• OBJECTIVE: Set down each line of the data below exactly as it stands, dropping the pictures.

• EXERCISE MATERIALS:
──────

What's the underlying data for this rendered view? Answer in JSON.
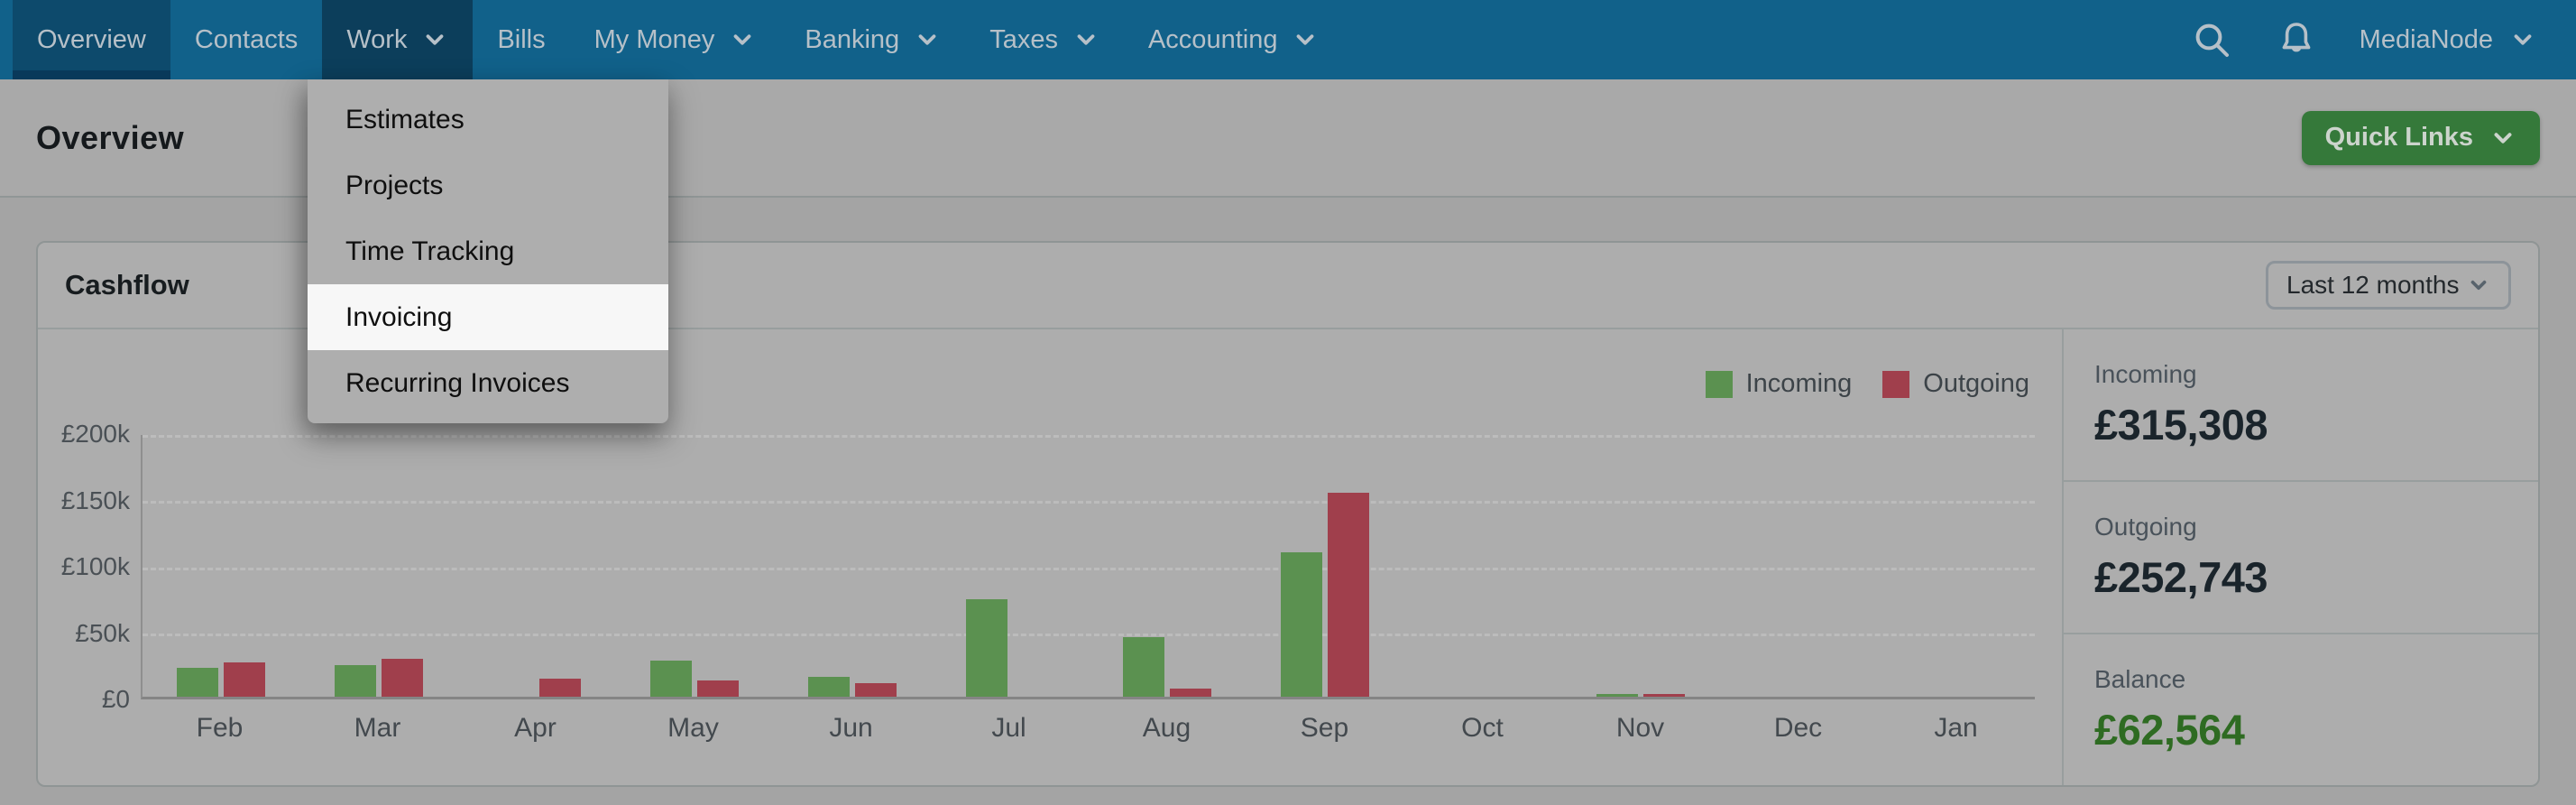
{
  "navbar": {
    "items": [
      {
        "label": "Overview",
        "state": "active",
        "has_dropdown": false
      },
      {
        "label": "Contacts",
        "state": "normal",
        "has_dropdown": false
      },
      {
        "label": "Work",
        "state": "open",
        "has_dropdown": true
      },
      {
        "label": "Bills",
        "state": "normal",
        "has_dropdown": false
      },
      {
        "label": "My Money",
        "state": "normal",
        "has_dropdown": true
      },
      {
        "label": "Banking",
        "state": "normal",
        "has_dropdown": true
      },
      {
        "label": "Taxes",
        "state": "normal",
        "has_dropdown": true
      },
      {
        "label": "Accounting",
        "state": "normal",
        "has_dropdown": true
      }
    ],
    "icons": [
      {
        "name": "search-icon"
      },
      {
        "name": "notifications-bell-icon"
      }
    ],
    "account": {
      "label": "MediaNode",
      "has_dropdown": true
    }
  },
  "work_menu": {
    "items": [
      {
        "label": "Estimates",
        "state": "normal"
      },
      {
        "label": "Projects",
        "state": "normal"
      },
      {
        "label": "Time Tracking",
        "state": "normal"
      },
      {
        "label": "Invoicing",
        "state": "highlighted"
      },
      {
        "label": "Recurring Invoices",
        "state": "normal"
      }
    ]
  },
  "page": {
    "title": "Overview",
    "quick_links_label": "Quick Links"
  },
  "cashflow": {
    "title": "Cashflow",
    "period_selector_value": "Last 12 months",
    "legend": [
      {
        "label": "Incoming",
        "color": "#5b9150"
      },
      {
        "label": "Outgoing",
        "color": "#a03f4c"
      }
    ],
    "summary": [
      {
        "label": "Incoming",
        "value": "£315,308",
        "color": "#1a242b"
      },
      {
        "label": "Outgoing",
        "value": "£252,743",
        "color": "#1a242b"
      },
      {
        "label": "Balance",
        "value": "£62,564",
        "color": "#2e6b22"
      }
    ]
  },
  "chart_data": {
    "type": "bar",
    "title": "Cashflow",
    "currency": "£",
    "categories": [
      "Feb",
      "Mar",
      "Apr",
      "May",
      "Jun",
      "Jul",
      "Aug",
      "Sep",
      "Oct",
      "Nov",
      "Dec",
      "Jan"
    ],
    "series": [
      {
        "name": "Incoming",
        "color": "#5b9150",
        "values": [
          22000,
          24000,
          0,
          27000,
          15000,
          74000,
          45000,
          109000,
          0,
          2000,
          0,
          0
        ]
      },
      {
        "name": "Outgoing",
        "color": "#a03f4c",
        "values": [
          26000,
          29000,
          14000,
          12000,
          10000,
          0,
          6000,
          154000,
          0,
          2000,
          0,
          0
        ]
      }
    ],
    "ylabel_ticks": [
      "£200k",
      "£150k",
      "£100k",
      "£50k",
      "£0"
    ],
    "ylim": [
      0,
      200000
    ],
    "grid": "dashed-horizontal",
    "legend_position": "top-right"
  }
}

──────

• RESPONSE FOR THIS EXERCISE:
What's the underlying data for this rendered view? Answer in JSON.
{
  "navbar": {
    "items": [
      {
        "label": "Overview",
        "state": "active",
        "has_dropdown": false
      },
      {
        "label": "Contacts",
        "state": "normal",
        "has_dropdown": false
      },
      {
        "label": "Work",
        "state": "open",
        "has_dropdown": true
      },
      {
        "label": "Bills",
        "state": "normal",
        "has_dropdown": false
      },
      {
        "label": "My Money",
        "state": "normal",
        "has_dropdown": true
      },
      {
        "label": "Banking",
        "state": "normal",
        "has_dropdown": true
      },
      {
        "label": "Taxes",
        "state": "normal",
        "has_dropdown": true
      },
      {
        "label": "Accounting",
        "state": "normal",
        "has_dropdown": true
      }
    ],
    "icons": [
      {
        "name": "search-icon"
      },
      {
        "name": "notifications-bell-icon"
      }
    ],
    "account": {
      "label": "MediaNode",
      "has_dropdown": true
    }
  },
  "work_menu": {
    "items": [
      {
        "label": "Estimates",
        "state": "normal"
      },
      {
        "label": "Projects",
        "state": "normal"
      },
      {
        "label": "Time Tracking",
        "state": "normal"
      },
      {
        "label": "Invoicing",
        "state": "highlighted"
      },
      {
        "label": "Recurring Invoices",
        "state": "normal"
      }
    ]
  },
  "page": {
    "title": "Overview",
    "quick_links_label": "Quick Links"
  },
  "cashflow": {
    "title": "Cashflow",
    "period_selector_value": "Last 12 months",
    "legend": [
      {
        "label": "Incoming",
        "color": "#5b9150"
      },
      {
        "label": "Outgoing",
        "color": "#a03f4c"
      }
    ],
    "summary": [
      {
        "label": "Incoming",
        "value": "£315,308",
        "color": "#1a242b"
      },
      {
        "label": "Outgoing",
        "value": "£252,743",
        "color": "#1a242b"
      },
      {
        "label": "Balance",
        "value": "£62,564",
        "color": "#2e6b22"
      }
    ]
  },
  "chart_data": {
    "type": "bar",
    "title": "Cashflow",
    "currency": "£",
    "categories": [
      "Feb",
      "Mar",
      "Apr",
      "May",
      "Jun",
      "Jul",
      "Aug",
      "Sep",
      "Oct",
      "Nov",
      "Dec",
      "Jan"
    ],
    "series": [
      {
        "name": "Incoming",
        "color": "#5b9150",
        "values": [
          22000,
          24000,
          0,
          27000,
          15000,
          74000,
          45000,
          109000,
          0,
          2000,
          0,
          0
        ]
      },
      {
        "name": "Outgoing",
        "color": "#a03f4c",
        "values": [
          26000,
          29000,
          14000,
          12000,
          10000,
          0,
          6000,
          154000,
          0,
          2000,
          0,
          0
        ]
      }
    ],
    "ylabel_ticks": [
      "£200k",
      "£150k",
      "£100k",
      "£50k",
      "£0"
    ],
    "ylim": [
      0,
      200000
    ],
    "grid": "dashed-horizontal",
    "legend_position": "top-right"
  }
}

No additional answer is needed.